§ Stated task
Transcribe the records below exactly.

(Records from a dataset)

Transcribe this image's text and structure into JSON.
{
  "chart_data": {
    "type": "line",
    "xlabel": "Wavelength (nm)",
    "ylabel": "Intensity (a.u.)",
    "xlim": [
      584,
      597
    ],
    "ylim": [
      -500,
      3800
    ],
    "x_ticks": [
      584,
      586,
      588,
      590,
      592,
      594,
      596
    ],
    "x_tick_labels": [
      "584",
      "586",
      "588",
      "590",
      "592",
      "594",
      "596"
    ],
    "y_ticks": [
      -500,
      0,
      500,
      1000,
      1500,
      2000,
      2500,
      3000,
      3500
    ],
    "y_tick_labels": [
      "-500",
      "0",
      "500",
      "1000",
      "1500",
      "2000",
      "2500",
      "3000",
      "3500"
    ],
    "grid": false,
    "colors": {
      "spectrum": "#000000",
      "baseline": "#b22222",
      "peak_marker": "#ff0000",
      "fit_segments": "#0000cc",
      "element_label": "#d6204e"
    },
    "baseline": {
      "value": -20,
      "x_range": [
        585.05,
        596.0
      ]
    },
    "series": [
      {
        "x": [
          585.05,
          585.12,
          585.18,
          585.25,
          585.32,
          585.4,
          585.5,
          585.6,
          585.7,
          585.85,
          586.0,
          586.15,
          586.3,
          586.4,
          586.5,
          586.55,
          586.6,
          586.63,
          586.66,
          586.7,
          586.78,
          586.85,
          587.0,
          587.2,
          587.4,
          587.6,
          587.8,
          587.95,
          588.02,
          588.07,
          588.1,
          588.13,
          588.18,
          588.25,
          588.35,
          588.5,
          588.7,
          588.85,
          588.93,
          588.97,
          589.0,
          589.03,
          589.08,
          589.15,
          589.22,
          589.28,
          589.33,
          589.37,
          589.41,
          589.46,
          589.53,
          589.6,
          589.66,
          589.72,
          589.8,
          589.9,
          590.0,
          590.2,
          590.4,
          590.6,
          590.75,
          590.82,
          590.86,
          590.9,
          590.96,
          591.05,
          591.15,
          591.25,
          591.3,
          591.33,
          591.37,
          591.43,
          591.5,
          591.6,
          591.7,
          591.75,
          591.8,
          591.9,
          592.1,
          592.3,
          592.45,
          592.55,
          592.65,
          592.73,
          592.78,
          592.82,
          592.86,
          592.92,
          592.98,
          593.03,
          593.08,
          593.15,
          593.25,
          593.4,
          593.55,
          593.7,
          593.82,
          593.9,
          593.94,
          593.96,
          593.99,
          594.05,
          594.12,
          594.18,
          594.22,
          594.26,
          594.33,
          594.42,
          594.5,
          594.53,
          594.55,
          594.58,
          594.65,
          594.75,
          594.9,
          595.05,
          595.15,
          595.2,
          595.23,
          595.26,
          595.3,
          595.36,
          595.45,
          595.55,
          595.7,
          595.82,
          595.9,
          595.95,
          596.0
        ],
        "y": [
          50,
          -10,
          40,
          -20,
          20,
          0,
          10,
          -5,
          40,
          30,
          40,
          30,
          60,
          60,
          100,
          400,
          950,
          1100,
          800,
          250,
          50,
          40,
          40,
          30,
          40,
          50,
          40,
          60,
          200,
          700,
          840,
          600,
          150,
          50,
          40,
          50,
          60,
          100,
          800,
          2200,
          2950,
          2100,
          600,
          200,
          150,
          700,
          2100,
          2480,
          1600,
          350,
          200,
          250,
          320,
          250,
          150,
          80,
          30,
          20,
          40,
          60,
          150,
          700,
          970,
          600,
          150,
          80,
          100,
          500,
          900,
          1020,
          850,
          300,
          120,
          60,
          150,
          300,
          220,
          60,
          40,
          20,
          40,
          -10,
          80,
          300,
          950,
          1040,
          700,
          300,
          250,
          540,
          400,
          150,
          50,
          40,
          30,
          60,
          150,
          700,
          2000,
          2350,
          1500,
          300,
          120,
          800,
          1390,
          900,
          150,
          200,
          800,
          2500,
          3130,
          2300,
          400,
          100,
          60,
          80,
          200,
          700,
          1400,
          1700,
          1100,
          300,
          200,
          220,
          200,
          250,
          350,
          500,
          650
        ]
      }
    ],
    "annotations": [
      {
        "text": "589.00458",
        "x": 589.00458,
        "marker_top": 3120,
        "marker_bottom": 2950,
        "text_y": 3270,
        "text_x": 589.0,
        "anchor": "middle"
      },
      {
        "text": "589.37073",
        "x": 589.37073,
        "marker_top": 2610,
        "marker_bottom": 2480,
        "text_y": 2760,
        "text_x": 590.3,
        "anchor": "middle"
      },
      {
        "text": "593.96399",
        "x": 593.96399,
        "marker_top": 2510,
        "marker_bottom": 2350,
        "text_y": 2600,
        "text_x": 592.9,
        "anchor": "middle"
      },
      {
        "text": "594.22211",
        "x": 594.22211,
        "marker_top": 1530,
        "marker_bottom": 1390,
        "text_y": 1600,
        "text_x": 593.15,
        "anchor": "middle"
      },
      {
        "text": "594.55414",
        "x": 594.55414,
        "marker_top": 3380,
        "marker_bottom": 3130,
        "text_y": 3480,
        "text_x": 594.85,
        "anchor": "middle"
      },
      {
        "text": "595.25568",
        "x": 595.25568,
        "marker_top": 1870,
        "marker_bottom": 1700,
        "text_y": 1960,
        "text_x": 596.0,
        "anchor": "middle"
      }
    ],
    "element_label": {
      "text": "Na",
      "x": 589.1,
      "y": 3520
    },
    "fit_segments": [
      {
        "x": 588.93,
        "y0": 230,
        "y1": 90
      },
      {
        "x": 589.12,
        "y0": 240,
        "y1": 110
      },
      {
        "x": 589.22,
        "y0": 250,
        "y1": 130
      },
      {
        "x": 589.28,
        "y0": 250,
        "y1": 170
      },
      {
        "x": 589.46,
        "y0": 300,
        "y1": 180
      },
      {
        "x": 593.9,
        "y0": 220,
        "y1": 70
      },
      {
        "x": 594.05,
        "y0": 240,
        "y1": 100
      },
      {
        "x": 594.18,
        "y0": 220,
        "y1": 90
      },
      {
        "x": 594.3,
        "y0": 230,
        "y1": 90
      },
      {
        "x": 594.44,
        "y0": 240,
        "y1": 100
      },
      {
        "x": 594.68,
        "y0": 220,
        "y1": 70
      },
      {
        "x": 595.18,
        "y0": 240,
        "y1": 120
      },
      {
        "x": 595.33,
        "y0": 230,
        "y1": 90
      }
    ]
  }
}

§ Response
Transcribe this image's text and structure into JSON.
{
  "chart_data": {
    "type": "line",
    "xlabel": "Wavelength (nm)",
    "ylabel": "Intensity (a.u.)",
    "xlim": [
      584,
      597
    ],
    "ylim": [
      -500,
      3800
    ],
    "x_ticks": [
      584,
      586,
      588,
      590,
      592,
      594,
      596
    ],
    "x_tick_labels": [
      "584",
      "586",
      "588",
      "590",
      "592",
      "594",
      "596"
    ],
    "y_ticks": [
      -500,
      0,
      500,
      1000,
      1500,
      2000,
      2500,
      3000,
      3500
    ],
    "y_tick_labels": [
      "-500",
      "0",
      "500",
      "1000",
      "1500",
      "2000",
      "2500",
      "3000",
      "3500"
    ],
    "grid": false,
    "colors": {
      "spectrum": "#000000",
      "baseline": "#b22222",
      "peak_marker": "#ff0000",
      "fit_segments": "#0000cc",
      "element_label": "#d6204e"
    },
    "baseline": {
      "value": -20,
      "x_range": [
        585.05,
        596.0
      ]
    },
    "series": [
      {
        "x": [
          585.05,
          585.12,
          585.18,
          585.25,
          585.32,
          585.4,
          585.5,
          585.6,
          585.7,
          585.85,
          586.0,
          586.15,
          586.3,
          586.4,
          586.5,
          586.55,
          586.6,
          586.63,
          586.66,
          586.7,
          586.78,
          586.85,
          587.0,
          587.2,
          587.4,
          587.6,
          587.8,
          587.95,
          588.02,
          588.07,
          588.1,
          588.13,
          588.18,
          588.25,
          588.35,
          588.5,
          588.7,
          588.85,
          588.93,
          588.97,
          589.0,
          589.03,
          589.08,
          589.15,
          589.22,
          589.28,
          589.33,
          589.37,
          589.41,
          589.46,
          589.53,
          589.6,
          589.66,
          589.72,
          589.8,
          589.9,
          590.0,
          590.2,
          590.4,
          590.6,
          590.75,
          590.82,
          590.86,
          590.9,
          590.96,
          591.05,
          591.15,
          591.25,
          591.3,
          591.33,
          591.37,
          591.43,
          591.5,
          591.6,
          591.7,
          591.75,
          591.8,
          591.9,
          592.1,
          592.3,
          592.45,
          592.55,
          592.65,
          592.73,
          592.78,
          592.82,
          592.86,
          592.92,
          592.98,
          593.03,
          593.08,
          593.15,
          593.25,
          593.4,
          593.55,
          593.7,
          593.82,
          593.9,
          593.94,
          593.96,
          593.99,
          594.05,
          594.12,
          594.18,
          594.22,
          594.26,
          594.33,
          594.42,
          594.5,
          594.53,
          594.55,
          594.58,
          594.65,
          594.75,
          594.9,
          595.05,
          595.15,
          595.2,
          595.23,
          595.26,
          595.3,
          595.36,
          595.45,
          595.55,
          595.7,
          595.82,
          595.9,
          595.95,
          596.0
        ],
        "y": [
          50,
          -10,
          40,
          -20,
          20,
          0,
          10,
          -5,
          40,
          30,
          40,
          30,
          60,
          60,
          100,
          400,
          950,
          1100,
          800,
          250,
          50,
          40,
          40,
          30,
          40,
          50,
          40,
          60,
          200,
          700,
          840,
          600,
          150,
          50,
          40,
          50,
          60,
          100,
          800,
          2200,
          2950,
          2100,
          600,
          200,
          150,
          700,
          2100,
          2480,
          1600,
          350,
          200,
          250,
          320,
          250,
          150,
          80,
          30,
          20,
          40,
          60,
          150,
          700,
          970,
          600,
          150,
          80,
          100,
          500,
          900,
          1020,
          850,
          300,
          120,
          60,
          150,
          300,
          220,
          60,
          40,
          20,
          40,
          -10,
          80,
          300,
          950,
          1040,
          700,
          300,
          250,
          540,
          400,
          150,
          50,
          40,
          30,
          60,
          150,
          700,
          2000,
          2350,
          1500,
          300,
          120,
          800,
          1390,
          900,
          150,
          200,
          800,
          2500,
          3130,
          2300,
          400,
          100,
          60,
          80,
          200,
          700,
          1400,
          1700,
          1100,
          300,
          200,
          220,
          200,
          250,
          350,
          500,
          650
        ]
      }
    ],
    "annotations": [
      {
        "text": "589.00458",
        "x": 589.00458,
        "marker_top": 3120,
        "marker_bottom": 2950,
        "text_y": 3270,
        "text_x": 589.0,
        "anchor": "middle"
      },
      {
        "text": "589.37073",
        "x": 589.37073,
        "marker_top": 2610,
        "marker_bottom": 2480,
        "text_y": 2760,
        "text_x": 590.3,
        "anchor": "middle"
      },
      {
        "text": "593.96399",
        "x": 593.96399,
        "marker_top": 2510,
        "marker_bottom": 2350,
        "text_y": 2600,
        "text_x": 592.9,
        "anchor": "middle"
      },
      {
        "text": "594.22211",
        "x": 594.22211,
        "marker_top": 1530,
        "marker_bottom": 1390,
        "text_y": 1600,
        "text_x": 593.15,
        "anchor": "middle"
      },
      {
        "text": "594.55414",
        "x": 594.55414,
        "marker_top": 3380,
        "marker_bottom": 3130,
        "text_y": 3480,
        "text_x": 594.85,
        "anchor": "middle"
      },
      {
        "text": "595.25568",
        "x": 595.25568,
        "marker_top": 1870,
        "marker_bottom": 1700,
        "text_y": 1960,
        "text_x": 596.0,
        "anchor": "middle"
      }
    ],
    "element_label": {
      "text": "Na",
      "x": 589.1,
      "y": 3520
    },
    "fit_segments": [
      {
        "x": 588.93,
        "y0": 230,
        "y1": 90
      },
      {
        "x": 589.12,
        "y0": 240,
        "y1": 110
      },
      {
        "x": 589.22,
        "y0": 250,
        "y1": 130
      },
      {
        "x": 589.28,
        "y0": 250,
        "y1": 170
      },
      {
        "x": 589.46,
        "y0": 300,
        "y1": 180
      },
      {
        "x": 593.9,
        "y0": 220,
        "y1": 70
      },
      {
        "x": 594.05,
        "y0": 240,
        "y1": 100
      },
      {
        "x": 594.18,
        "y0": 220,
        "y1": 90
      },
      {
        "x": 594.3,
        "y0": 230,
        "y1": 90
      },
      {
        "x": 594.44,
        "y0": 240,
        "y1": 100
      },
      {
        "x": 594.68,
        "y0": 220,
        "y1": 70
      },
      {
        "x": 595.18,
        "y0": 240,
        "y1": 120
      },
      {
        "x": 595.33,
        "y0": 230,
        "y1": 90
      }
    ]
  }
}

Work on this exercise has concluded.